• [Instructions for the task]: From the radio playlist write-up below, set down word for word the passage that begins at "Scraping the playlist" and stops after "allowed to scrape?".

I was busy on a little side project on radio playlists when the news broke about the death of Dolores O’Riordan, front singer of The Cranberries. And sure enough, a few hours later I could see The Cranberries starting to pop up in the playlists.
Their second album No Need to Argue was one of my favourite CD’s as a teenager, and so I wondered: how many times would they be played? And it would it all be ‘Zombie’, or would some of their other gems get air time as well? After seeing the results though, I realized I had no frame of comparison and ended up scraping a few other artists to compare their air time before and immediately after passing away.

Scraping the playlist

There is a website that contains playlists for quite a few Belgian radio stations (unfortunately only the Flemish ones). By using this site rather then the radio’s own sites, I could scrape different broadcasting companies with just one function. I did do some random checks to make sure that the playlists were matching though.

First loading the packages needed and checking whether I am allowed to scrape this site via the robotstxt package.

library(rvest)
library(xml2)
library(tidyverse)

#Am i allowed to scrape?
robotstxt::paths_allowed("https://www.relisten.be/playlists/")

## [1] TRUE


I wrote a read_playlist funcion to scrape the data and return dataframe with 5 columns: station, date, timestamp, artist and title. I immediately made a second version for the instances where I would need to iterate this function, called read_playlist_and_sleep which just adds 5 seconds in between every iteration.

#function to read a playlist, returning a dataframe with timestamp, artist and title of song
read_playlist <- function(radio, date){

  #assemble link
  link <- paste0("https://www.relisten.be/playlists/", radio, "/", date, ".html")

  #playlist info
  html_playlist <- read_html(link) %>%
    html_nodes(css = "#playlist")

  #get time info
  time <- html_playlist %>%
    html_nodes(css = ".media-body > h4 > .pull-right") %>%
    html_text()

  #get title info
  title <- html_playlist %>%
    html_nodes(css = ".media-body > h4 > span") %>%
    html_text()

  #get artist info
  artist <- html_playlist %>%
    html_nodes(css = ".media-body > p > a > span") %>%
    html_text()

• [Given information]:
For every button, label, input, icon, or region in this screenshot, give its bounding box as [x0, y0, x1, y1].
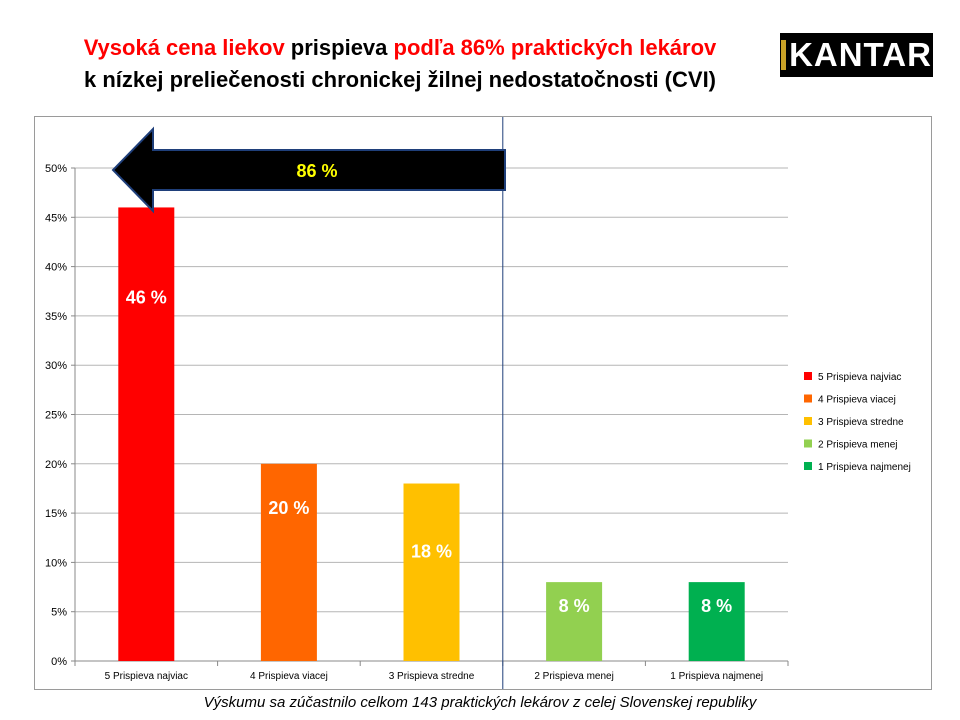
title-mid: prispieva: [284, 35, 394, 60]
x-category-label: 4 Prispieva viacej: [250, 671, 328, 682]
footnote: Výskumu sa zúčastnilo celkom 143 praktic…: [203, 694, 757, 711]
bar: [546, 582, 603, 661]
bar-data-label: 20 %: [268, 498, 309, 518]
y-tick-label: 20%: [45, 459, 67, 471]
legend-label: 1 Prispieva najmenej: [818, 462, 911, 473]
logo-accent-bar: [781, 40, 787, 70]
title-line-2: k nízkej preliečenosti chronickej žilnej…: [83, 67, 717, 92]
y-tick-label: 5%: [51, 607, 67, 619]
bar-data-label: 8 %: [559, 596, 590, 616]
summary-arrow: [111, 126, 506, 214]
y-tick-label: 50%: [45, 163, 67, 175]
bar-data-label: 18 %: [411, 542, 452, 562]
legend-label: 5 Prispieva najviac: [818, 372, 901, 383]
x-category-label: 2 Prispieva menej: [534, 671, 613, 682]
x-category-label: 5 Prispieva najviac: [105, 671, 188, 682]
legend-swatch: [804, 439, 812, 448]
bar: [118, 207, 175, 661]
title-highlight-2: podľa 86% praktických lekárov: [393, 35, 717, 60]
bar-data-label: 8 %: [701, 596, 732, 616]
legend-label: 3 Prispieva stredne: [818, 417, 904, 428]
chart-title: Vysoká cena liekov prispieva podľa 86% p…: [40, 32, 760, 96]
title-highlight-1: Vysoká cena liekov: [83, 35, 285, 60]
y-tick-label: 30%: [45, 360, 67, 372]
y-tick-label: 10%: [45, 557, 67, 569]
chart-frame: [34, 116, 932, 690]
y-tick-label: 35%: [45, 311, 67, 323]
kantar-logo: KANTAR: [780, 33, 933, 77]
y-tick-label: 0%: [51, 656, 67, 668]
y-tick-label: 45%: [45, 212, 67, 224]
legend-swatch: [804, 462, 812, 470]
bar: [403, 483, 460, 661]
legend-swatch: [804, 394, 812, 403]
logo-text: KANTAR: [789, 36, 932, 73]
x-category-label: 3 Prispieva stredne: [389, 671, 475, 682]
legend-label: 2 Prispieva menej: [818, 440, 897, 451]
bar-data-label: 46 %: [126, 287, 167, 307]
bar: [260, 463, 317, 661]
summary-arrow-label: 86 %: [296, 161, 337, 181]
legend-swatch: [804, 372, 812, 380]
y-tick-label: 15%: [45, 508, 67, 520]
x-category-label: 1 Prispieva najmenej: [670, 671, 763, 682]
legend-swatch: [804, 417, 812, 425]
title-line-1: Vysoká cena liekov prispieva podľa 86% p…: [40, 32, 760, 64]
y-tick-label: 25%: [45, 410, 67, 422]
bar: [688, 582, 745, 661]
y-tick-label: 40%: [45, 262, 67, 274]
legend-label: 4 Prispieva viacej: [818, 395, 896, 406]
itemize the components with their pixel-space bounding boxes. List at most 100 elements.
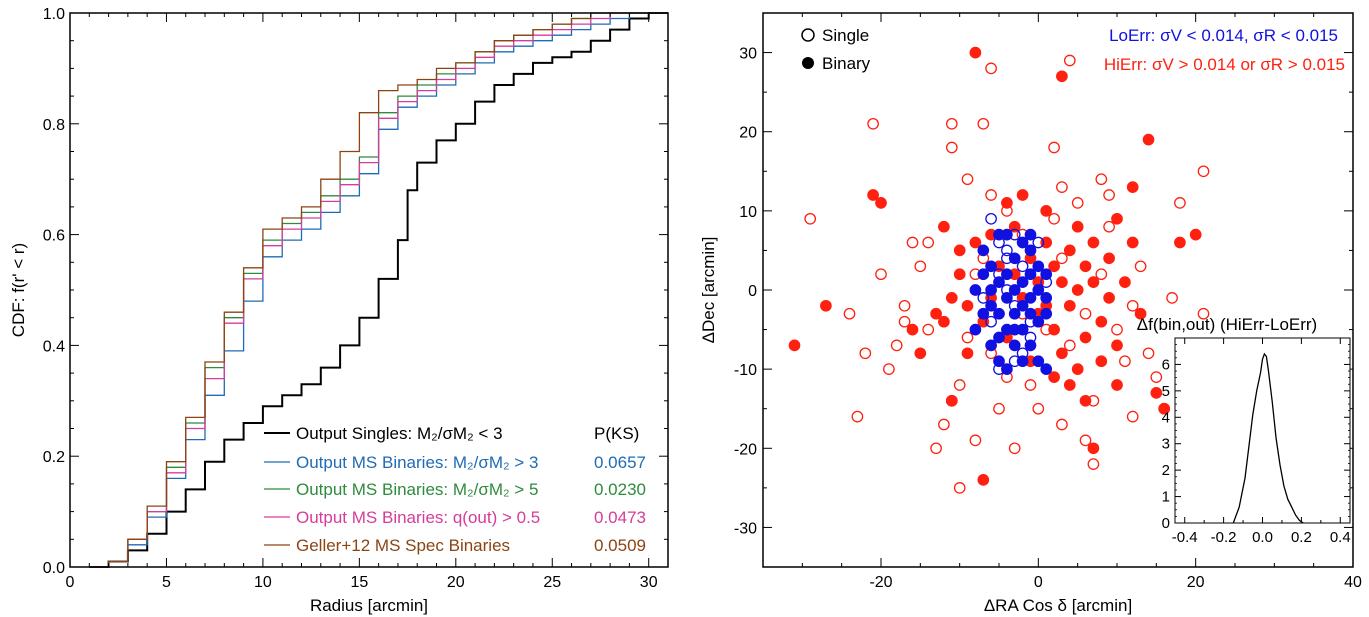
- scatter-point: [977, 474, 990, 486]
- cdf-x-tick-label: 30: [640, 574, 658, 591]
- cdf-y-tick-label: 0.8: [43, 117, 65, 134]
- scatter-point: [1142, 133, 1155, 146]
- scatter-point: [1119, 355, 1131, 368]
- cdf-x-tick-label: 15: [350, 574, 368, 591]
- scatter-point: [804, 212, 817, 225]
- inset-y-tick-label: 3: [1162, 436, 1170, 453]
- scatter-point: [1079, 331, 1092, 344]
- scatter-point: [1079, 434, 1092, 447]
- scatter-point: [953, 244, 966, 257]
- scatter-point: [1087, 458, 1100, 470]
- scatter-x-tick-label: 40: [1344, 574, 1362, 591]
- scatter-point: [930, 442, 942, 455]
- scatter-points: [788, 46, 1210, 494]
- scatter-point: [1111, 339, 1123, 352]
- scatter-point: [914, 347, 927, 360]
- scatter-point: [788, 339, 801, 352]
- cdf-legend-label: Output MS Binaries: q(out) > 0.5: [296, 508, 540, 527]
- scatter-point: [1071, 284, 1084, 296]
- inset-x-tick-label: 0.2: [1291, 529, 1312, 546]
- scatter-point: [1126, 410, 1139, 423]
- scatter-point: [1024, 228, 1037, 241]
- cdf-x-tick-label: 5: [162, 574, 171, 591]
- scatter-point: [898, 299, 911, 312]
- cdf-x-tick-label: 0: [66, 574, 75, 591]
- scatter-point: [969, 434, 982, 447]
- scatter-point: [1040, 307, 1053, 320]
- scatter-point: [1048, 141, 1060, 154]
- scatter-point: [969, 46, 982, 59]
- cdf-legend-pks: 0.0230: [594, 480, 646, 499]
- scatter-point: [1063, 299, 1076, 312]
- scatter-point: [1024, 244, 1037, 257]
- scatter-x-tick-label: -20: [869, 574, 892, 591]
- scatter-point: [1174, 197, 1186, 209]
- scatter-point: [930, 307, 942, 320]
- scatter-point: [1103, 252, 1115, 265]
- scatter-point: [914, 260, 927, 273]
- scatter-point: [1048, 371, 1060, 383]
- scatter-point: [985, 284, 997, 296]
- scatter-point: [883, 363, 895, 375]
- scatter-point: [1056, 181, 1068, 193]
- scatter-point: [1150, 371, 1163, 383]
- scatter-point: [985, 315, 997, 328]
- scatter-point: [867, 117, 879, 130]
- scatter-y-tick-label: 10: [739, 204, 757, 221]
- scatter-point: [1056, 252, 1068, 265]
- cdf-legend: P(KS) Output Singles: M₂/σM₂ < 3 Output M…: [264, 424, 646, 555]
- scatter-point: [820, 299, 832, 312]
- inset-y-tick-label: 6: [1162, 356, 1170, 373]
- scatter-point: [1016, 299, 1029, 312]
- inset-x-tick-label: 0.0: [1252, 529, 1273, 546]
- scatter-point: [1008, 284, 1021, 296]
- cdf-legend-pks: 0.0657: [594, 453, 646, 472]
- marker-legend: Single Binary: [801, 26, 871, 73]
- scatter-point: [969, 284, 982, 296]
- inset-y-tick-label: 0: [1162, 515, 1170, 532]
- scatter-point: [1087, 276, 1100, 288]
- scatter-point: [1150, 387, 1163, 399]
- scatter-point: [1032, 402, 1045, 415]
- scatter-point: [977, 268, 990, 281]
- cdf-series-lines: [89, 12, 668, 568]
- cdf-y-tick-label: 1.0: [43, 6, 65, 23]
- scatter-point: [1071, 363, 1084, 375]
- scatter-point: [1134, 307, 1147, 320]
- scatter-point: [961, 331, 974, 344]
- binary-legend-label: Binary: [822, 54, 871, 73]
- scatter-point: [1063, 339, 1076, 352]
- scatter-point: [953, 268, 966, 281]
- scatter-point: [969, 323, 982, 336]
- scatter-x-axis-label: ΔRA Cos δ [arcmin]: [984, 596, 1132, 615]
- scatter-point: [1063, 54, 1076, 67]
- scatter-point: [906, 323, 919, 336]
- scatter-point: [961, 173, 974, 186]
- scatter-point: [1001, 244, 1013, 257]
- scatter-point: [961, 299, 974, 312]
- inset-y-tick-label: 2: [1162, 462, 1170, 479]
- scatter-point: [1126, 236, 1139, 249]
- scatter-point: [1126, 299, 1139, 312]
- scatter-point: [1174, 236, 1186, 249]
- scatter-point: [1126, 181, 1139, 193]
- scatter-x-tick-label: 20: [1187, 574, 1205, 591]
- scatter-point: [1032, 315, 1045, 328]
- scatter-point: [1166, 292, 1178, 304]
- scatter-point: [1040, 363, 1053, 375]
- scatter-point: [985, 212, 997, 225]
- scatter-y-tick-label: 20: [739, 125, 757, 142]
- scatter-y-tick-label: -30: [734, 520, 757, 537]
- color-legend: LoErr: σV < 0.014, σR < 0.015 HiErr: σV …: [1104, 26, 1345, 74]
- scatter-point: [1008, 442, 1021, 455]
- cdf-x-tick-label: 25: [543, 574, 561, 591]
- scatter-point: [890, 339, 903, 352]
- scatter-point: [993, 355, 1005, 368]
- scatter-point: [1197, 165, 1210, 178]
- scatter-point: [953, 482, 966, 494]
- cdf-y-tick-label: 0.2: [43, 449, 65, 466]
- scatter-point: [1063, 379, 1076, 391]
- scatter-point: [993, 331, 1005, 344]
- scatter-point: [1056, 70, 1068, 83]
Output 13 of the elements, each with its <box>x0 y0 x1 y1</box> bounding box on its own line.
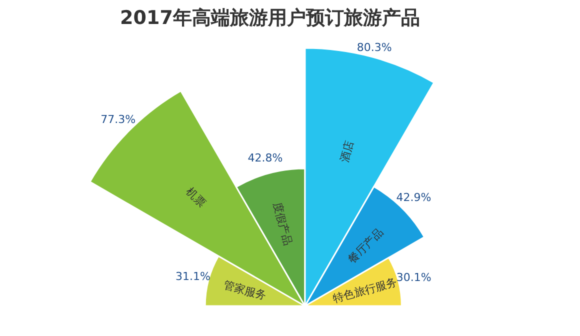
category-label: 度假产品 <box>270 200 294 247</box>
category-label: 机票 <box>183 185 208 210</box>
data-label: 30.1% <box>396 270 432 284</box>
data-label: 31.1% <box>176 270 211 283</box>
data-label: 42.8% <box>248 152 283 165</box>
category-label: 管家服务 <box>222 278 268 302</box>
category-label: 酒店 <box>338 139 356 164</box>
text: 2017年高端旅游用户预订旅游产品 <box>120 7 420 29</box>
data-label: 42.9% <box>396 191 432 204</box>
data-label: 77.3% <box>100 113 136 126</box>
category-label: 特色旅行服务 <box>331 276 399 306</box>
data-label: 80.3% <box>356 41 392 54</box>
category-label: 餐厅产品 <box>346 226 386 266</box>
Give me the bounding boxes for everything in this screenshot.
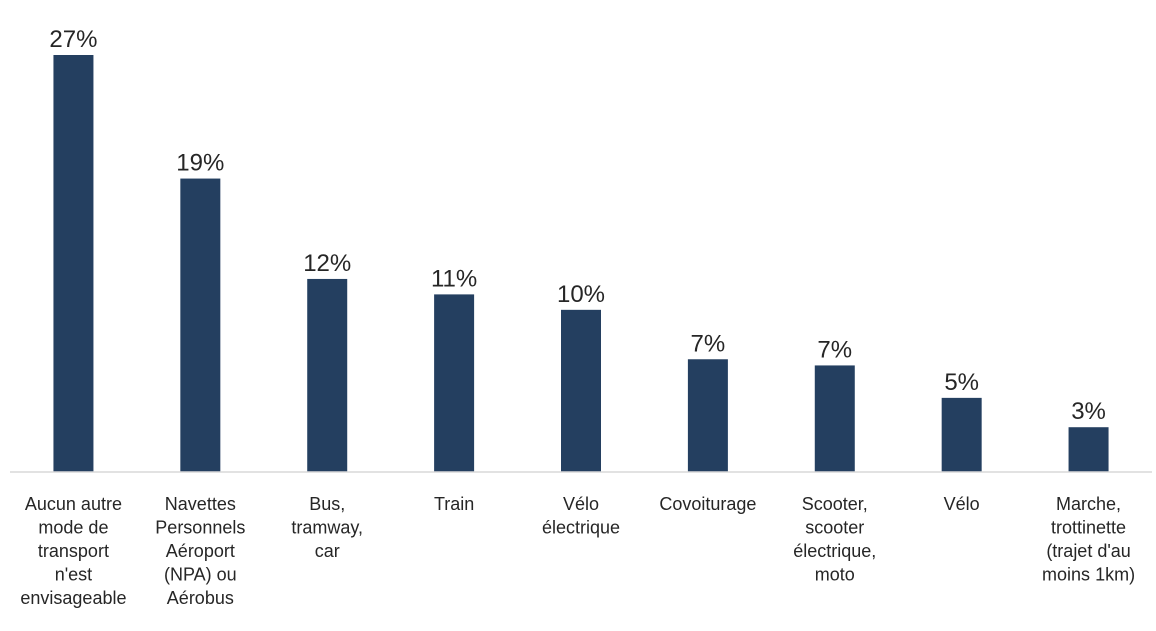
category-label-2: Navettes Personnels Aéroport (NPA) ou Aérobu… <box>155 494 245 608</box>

• [Finished answer]:
Scraping the playlist

There is a website that contains playlists for quite a few Belgian radio stations (unfortunately only the Flemish ones). By using this site rather then the radio’s own sites, I could scrape different broadcasting companies with just one function. I did do some random checks to make sure that the playlists were matching though.

First loading the packages needed and checking whether I am allowed to scrape this site via the robotstxt package.

library(rvest)
library(xml2)
library(tidyverse)

#Am i allowed to scrape?